§ **Task prompt**
Spot each line in the records below where the word "第一节最后一段" occurs, then copy it.

..............................

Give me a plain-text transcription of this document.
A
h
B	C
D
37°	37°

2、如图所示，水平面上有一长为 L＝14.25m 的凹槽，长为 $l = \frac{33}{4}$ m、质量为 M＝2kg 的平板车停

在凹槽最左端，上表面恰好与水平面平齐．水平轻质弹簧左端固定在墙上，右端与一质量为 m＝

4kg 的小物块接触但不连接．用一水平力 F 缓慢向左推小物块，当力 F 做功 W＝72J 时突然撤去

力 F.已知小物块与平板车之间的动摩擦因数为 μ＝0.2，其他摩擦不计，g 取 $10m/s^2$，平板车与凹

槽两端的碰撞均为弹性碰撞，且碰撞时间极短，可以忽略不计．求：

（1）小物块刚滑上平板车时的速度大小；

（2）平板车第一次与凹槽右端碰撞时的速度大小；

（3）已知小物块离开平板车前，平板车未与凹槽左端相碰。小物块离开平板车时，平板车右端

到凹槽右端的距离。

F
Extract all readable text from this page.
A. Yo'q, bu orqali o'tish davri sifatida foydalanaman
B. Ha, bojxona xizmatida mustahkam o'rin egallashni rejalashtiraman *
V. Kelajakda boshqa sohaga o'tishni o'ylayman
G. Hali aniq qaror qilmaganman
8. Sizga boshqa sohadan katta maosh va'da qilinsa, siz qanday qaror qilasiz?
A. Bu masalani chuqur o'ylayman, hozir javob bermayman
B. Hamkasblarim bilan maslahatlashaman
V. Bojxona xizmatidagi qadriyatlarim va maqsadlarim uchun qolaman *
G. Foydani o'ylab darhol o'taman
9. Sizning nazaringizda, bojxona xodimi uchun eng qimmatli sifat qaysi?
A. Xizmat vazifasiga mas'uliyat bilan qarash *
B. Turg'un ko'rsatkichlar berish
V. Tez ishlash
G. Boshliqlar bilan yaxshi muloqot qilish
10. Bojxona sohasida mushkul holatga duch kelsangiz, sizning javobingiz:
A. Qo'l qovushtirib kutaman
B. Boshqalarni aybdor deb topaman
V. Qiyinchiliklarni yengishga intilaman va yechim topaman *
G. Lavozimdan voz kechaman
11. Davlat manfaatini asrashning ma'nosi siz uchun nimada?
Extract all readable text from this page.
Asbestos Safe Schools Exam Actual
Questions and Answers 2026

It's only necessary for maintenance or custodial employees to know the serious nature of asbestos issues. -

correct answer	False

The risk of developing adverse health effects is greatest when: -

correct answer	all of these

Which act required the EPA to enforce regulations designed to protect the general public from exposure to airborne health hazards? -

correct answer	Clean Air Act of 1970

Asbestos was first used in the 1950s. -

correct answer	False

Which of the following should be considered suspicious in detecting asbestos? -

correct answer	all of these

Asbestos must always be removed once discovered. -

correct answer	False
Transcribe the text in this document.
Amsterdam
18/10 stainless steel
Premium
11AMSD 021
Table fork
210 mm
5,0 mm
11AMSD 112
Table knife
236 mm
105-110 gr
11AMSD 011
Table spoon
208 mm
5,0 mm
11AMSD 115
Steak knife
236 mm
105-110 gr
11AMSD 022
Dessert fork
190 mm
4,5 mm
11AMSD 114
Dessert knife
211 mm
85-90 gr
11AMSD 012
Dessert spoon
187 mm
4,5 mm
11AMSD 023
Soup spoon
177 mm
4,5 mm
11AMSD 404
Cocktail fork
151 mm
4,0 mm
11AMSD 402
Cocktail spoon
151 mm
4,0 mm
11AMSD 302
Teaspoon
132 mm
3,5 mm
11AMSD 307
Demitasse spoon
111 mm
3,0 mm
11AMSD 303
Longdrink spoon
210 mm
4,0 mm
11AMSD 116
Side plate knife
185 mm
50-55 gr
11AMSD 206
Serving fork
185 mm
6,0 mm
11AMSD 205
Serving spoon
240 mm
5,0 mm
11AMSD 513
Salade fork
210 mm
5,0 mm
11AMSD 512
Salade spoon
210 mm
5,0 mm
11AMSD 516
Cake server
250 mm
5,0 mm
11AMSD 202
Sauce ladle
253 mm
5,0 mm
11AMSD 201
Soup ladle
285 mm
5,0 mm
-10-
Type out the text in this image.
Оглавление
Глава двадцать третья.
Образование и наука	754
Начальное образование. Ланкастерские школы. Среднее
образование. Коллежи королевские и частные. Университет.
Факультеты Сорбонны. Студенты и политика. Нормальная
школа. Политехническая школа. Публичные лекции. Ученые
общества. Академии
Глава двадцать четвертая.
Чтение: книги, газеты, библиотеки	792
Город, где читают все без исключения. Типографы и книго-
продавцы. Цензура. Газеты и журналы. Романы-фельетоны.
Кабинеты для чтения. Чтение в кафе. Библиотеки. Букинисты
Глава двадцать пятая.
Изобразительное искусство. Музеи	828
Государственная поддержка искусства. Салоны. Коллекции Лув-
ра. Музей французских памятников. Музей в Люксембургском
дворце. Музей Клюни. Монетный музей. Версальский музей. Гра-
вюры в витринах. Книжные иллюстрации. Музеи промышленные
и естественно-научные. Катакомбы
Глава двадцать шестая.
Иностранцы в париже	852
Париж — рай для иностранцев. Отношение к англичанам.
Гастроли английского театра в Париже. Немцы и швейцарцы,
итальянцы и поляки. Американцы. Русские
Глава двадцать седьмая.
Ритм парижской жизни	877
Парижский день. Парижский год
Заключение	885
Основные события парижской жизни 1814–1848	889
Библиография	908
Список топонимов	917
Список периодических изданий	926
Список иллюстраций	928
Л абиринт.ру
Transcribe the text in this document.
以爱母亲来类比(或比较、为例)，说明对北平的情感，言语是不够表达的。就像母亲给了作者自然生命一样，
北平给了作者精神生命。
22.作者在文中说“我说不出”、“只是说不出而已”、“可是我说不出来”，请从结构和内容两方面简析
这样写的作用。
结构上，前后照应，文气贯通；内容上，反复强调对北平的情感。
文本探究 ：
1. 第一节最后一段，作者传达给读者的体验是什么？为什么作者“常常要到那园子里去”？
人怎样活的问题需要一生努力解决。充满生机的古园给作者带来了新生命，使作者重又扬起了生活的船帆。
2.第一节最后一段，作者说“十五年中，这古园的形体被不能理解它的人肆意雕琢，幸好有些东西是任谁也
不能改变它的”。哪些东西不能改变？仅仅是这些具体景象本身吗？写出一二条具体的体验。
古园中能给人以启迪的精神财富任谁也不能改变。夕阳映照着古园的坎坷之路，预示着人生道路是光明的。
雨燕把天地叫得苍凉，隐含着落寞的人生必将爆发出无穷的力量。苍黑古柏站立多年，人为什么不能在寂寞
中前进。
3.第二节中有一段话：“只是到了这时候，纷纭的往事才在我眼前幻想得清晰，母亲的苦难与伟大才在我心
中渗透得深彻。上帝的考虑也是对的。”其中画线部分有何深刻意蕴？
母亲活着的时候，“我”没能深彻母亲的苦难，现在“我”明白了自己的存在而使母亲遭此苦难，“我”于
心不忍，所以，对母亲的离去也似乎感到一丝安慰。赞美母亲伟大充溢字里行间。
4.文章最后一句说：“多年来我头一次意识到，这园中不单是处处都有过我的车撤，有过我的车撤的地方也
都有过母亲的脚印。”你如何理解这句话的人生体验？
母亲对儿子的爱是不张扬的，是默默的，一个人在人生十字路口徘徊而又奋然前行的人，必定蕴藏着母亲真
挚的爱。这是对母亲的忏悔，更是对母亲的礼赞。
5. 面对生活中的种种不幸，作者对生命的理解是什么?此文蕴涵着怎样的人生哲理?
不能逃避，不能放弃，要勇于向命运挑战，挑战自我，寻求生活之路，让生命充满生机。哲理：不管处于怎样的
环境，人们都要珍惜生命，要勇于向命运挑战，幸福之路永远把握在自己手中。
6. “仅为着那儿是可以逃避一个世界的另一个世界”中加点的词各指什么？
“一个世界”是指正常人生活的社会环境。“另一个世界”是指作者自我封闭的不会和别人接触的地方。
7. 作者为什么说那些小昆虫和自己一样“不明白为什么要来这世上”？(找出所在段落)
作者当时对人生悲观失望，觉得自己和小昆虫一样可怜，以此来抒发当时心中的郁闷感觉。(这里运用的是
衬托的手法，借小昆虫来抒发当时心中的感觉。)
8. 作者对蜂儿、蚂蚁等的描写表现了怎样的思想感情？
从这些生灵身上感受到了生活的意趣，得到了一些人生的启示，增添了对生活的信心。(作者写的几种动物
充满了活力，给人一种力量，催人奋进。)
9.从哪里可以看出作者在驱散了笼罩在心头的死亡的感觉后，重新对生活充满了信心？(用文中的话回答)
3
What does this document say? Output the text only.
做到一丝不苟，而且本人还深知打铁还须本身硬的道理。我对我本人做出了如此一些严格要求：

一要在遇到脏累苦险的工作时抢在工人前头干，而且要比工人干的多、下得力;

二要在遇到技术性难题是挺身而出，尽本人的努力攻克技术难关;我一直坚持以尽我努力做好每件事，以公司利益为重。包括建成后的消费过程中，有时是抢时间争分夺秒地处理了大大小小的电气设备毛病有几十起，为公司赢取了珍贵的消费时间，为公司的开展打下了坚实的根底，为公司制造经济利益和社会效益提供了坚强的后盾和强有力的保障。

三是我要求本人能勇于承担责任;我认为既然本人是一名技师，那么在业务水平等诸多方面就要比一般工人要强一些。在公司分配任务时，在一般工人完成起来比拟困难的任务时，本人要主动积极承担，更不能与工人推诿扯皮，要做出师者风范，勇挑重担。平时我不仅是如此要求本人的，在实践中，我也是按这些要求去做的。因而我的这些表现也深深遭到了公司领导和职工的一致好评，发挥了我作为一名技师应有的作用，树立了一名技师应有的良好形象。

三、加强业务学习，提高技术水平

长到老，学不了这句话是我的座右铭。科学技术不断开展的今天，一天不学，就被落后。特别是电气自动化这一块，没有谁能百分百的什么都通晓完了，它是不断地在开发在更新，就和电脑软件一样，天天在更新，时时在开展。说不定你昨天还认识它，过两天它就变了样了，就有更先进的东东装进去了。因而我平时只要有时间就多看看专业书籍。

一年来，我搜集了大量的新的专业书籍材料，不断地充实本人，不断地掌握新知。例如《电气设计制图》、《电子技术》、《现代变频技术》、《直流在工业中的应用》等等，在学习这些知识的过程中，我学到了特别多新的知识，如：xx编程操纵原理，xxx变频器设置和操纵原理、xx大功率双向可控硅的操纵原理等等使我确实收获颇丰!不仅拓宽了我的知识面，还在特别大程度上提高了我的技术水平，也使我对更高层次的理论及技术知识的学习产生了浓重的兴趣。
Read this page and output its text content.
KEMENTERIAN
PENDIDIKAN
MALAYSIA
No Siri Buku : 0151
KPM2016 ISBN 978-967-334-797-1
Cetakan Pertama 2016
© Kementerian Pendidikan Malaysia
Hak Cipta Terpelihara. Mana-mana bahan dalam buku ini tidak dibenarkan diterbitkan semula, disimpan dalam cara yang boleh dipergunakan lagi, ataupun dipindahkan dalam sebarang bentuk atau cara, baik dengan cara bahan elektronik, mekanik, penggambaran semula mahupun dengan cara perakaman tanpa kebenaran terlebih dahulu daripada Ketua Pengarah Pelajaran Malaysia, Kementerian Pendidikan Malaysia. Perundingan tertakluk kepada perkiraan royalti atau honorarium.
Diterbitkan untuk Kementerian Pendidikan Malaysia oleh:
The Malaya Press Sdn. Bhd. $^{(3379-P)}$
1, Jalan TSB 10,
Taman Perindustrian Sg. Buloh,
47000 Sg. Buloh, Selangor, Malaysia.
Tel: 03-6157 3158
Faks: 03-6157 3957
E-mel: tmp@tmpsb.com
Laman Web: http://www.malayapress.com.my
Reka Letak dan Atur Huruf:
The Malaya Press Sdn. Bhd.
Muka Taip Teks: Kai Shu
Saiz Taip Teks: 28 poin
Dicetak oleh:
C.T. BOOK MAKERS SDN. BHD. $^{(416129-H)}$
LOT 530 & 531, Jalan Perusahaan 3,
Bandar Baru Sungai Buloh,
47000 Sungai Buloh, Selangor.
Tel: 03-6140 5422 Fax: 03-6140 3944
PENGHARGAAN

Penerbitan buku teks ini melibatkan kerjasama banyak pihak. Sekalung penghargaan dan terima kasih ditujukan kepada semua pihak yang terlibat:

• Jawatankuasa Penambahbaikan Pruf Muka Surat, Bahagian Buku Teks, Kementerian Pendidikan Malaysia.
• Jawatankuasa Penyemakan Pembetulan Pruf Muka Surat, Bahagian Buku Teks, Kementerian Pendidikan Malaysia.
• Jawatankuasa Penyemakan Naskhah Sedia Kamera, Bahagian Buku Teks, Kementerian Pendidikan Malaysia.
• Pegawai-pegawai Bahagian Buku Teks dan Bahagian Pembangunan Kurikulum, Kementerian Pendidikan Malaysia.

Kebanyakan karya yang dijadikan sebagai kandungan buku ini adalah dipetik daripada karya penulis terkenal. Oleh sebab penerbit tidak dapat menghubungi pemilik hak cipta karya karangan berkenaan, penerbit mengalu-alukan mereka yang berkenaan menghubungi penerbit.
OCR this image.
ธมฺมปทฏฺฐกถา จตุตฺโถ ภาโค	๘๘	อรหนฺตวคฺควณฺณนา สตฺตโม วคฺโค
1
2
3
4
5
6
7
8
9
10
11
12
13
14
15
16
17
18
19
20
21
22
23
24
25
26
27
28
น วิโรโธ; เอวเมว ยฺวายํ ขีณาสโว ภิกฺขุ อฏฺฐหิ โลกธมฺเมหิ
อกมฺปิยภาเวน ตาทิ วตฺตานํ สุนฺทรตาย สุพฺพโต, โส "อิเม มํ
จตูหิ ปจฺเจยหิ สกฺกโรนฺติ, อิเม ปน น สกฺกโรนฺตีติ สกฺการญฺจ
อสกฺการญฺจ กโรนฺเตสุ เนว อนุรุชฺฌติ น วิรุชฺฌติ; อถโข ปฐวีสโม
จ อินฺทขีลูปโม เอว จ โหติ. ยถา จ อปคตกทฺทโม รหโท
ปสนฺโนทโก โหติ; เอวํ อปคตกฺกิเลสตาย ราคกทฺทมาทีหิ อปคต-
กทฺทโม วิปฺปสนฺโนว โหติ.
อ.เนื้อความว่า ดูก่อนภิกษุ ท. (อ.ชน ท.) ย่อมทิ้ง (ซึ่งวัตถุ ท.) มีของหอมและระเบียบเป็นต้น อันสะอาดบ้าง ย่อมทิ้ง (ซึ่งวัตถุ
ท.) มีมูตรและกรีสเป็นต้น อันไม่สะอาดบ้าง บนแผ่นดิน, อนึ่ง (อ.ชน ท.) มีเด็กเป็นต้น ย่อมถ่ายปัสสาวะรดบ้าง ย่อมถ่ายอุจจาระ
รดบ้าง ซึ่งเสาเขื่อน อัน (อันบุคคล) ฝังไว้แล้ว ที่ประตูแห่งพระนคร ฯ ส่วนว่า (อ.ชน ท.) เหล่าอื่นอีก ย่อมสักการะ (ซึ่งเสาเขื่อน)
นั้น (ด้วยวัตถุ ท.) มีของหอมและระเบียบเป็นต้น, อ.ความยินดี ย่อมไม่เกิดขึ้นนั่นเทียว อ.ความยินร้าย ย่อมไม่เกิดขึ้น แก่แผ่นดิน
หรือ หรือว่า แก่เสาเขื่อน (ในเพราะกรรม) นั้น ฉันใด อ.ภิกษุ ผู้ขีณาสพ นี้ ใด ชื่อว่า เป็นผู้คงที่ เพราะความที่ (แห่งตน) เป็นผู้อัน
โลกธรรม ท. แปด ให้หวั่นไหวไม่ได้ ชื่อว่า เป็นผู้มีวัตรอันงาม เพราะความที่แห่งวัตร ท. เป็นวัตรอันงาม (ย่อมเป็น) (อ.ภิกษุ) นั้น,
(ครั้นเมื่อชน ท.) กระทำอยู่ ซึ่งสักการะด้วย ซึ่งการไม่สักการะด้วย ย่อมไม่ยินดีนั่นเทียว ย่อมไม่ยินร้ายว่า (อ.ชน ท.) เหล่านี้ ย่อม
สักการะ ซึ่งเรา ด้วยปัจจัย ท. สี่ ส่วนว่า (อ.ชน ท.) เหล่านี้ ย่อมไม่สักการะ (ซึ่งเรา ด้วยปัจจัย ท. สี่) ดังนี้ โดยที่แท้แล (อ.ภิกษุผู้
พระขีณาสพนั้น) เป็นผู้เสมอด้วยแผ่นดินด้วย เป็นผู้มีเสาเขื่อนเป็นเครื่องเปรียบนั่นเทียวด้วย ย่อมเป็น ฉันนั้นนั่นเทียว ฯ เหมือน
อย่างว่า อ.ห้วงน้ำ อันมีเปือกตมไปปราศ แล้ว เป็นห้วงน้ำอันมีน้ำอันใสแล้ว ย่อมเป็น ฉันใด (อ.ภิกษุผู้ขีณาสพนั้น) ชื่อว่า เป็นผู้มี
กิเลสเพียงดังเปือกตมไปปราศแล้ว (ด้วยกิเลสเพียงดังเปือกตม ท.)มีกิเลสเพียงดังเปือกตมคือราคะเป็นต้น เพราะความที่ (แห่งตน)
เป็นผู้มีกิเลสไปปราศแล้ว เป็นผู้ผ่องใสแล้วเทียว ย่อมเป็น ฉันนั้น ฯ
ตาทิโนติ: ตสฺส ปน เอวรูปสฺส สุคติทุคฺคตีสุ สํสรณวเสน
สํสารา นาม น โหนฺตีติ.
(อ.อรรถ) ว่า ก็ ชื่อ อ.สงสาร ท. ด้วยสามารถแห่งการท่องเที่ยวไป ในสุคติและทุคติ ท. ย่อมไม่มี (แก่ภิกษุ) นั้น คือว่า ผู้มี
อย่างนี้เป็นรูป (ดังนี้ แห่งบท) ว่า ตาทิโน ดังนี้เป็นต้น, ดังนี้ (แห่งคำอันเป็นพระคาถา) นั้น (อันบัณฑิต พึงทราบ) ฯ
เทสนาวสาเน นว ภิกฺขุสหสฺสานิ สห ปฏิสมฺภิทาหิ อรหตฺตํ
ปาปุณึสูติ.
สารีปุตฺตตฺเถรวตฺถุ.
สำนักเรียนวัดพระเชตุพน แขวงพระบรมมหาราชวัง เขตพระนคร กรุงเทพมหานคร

..............................

§ **Result of the task**
1. 第一节最后一段，作者传达给读者的体验是什么？为什么作者“常常要到那园子里去”？
2.第一节最后一段，作者说“十五年中，这古园的形体被不能理解它的人肆意雕琢，幸好有些东西是任谁也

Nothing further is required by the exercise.